— begin Quoted passage —

Prefiguring Desperately Seeking Susan: Madonna’s Early Videos

Lauren Berlant writes that “affect’s saturation of form can communicate the conditions under which a historical moment appears as a visceral moment,” suggesting that how something feels is central to how it becomes recognizable as an event (2011: 16). In this sense, affect is not separate from history but helps to give it shape. Media forms, then, do more than reflect the world—they organize and express the emotional texture of lived experience. Steven Shaviro makes a similar point about contemporary digital media, arguing that it shows us “what it feels like to live in the early twenty-first century,” including the affective dimensions of neoliberalism (2010: 2). While Shaviro focuses on the present, his point applies to earlier media forms, such as 1980s music videos. These texts register the historical conditions of their moment—particularly around gender, sexuality, and urban space—through their stylized, affectively charged forms. In videos like Blondie’s “Rapture” (1980), Pat Benatar’s “Love is a Battlefield” (1983), and Bananarama’s “Cruel Summer” (1984), we see women navigating city streets and occupying them on their own terms. These videos do more than depict women as flâneuses navigating urban space; they exceed flânerie’s contemplative detachment, engaging the city with a corporeal, affective intensity that approaches territorialization. In Deleuzian (2006) terms, these women remake the city through embodied movement, desire, and repetition, folding space into their gestures and rhythms. What emerges is not a feminist gaze upon the city but a process of transforming it, prefiguring the nomadic urban performances that Madonna will later enact. Unlike the distanced gaze of the flâneur, the nomad is an anarchic figure who de- and re-territorializes norms through movement and transformation (Deleuze and Guattari, 2004: 381).

— end Quoted passage —
— begin Listed entries —

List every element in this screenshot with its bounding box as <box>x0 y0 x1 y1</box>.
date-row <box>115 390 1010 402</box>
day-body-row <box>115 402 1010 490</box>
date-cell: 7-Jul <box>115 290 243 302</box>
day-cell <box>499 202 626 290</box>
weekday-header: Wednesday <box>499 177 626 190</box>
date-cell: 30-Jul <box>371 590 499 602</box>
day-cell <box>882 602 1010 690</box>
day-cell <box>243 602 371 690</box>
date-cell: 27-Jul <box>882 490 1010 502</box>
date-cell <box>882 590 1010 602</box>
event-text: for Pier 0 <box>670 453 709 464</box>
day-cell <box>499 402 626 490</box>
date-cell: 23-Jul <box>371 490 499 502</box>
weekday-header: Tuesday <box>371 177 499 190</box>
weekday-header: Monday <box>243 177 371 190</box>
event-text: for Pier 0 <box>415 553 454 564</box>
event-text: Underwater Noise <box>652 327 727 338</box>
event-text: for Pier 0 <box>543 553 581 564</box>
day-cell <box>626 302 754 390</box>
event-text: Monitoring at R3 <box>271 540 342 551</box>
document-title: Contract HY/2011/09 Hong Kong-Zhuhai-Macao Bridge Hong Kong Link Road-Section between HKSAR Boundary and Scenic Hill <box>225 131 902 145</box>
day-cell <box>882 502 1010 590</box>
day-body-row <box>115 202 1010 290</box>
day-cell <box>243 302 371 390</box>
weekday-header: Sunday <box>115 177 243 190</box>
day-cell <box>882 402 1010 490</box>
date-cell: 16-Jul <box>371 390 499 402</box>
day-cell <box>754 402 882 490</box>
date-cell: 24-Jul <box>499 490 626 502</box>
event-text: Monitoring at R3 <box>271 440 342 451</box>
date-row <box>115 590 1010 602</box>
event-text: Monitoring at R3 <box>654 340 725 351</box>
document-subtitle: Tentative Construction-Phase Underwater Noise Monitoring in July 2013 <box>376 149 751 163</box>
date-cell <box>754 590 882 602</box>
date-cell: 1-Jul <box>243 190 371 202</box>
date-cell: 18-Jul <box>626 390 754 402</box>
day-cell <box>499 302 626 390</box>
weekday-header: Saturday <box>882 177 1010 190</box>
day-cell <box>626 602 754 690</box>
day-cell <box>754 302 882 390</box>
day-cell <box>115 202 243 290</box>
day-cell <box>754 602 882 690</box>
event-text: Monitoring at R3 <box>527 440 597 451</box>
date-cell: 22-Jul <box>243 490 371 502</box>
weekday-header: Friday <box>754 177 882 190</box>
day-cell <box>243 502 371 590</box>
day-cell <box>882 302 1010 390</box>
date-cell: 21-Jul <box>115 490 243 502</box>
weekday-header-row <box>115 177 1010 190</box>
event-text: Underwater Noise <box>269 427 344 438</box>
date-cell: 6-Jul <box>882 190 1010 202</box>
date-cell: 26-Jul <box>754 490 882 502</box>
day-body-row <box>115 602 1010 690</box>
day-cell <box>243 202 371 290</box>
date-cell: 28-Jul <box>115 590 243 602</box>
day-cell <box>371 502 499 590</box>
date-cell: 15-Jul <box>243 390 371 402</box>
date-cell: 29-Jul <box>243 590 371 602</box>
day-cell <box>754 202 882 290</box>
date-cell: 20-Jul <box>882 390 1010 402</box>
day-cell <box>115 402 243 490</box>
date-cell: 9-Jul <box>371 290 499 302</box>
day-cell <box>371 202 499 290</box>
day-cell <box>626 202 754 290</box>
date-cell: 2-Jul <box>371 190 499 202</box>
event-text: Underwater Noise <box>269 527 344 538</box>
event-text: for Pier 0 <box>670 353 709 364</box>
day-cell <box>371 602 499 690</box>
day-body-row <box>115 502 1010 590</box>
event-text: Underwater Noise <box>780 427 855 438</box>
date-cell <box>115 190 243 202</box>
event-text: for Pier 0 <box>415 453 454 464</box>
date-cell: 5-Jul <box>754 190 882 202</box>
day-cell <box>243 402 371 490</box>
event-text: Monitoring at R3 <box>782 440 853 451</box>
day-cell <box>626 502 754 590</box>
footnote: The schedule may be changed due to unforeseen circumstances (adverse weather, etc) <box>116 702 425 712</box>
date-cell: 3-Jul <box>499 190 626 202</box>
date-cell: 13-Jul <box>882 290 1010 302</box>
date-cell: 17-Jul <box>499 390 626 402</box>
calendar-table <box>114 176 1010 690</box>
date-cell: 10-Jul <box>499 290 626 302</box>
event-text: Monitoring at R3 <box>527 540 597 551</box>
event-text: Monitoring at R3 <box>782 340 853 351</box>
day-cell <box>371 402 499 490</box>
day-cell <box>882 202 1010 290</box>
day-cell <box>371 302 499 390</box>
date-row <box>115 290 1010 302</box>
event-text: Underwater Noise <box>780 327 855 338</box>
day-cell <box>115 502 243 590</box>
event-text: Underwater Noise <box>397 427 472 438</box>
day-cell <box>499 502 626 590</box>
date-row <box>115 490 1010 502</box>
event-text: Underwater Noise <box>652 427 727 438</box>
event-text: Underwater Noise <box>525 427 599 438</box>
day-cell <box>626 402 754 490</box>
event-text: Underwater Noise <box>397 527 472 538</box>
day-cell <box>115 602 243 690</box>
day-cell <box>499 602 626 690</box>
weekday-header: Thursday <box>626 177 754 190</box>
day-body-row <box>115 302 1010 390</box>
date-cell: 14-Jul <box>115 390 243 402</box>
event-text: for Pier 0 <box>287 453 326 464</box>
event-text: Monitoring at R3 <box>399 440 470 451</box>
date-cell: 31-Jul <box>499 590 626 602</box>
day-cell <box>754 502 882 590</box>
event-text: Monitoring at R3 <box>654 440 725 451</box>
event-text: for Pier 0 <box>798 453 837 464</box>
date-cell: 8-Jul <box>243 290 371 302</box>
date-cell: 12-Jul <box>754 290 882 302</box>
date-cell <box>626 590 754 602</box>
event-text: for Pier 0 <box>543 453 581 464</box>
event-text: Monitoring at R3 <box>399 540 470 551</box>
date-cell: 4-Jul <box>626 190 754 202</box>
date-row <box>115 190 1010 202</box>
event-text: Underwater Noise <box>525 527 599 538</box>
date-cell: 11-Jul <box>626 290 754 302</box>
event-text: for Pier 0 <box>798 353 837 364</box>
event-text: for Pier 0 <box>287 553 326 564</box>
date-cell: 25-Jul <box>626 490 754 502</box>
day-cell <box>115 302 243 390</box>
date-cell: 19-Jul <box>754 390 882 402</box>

— end Listed entries —

#### Stated task
In the text on Madonna's early videos, why are the women in the 1980s videos said to exceed flânerie? Answer in one to three sentences.

#### The completed task
Flânerie involves contemplative detachment. These women instead engage the city with a corporeal, affective intensity that approaches territorialization. They remake urban space through embodied movement, desire, and repetition, so the result is a process of transforming the city rather than a gaze upon it.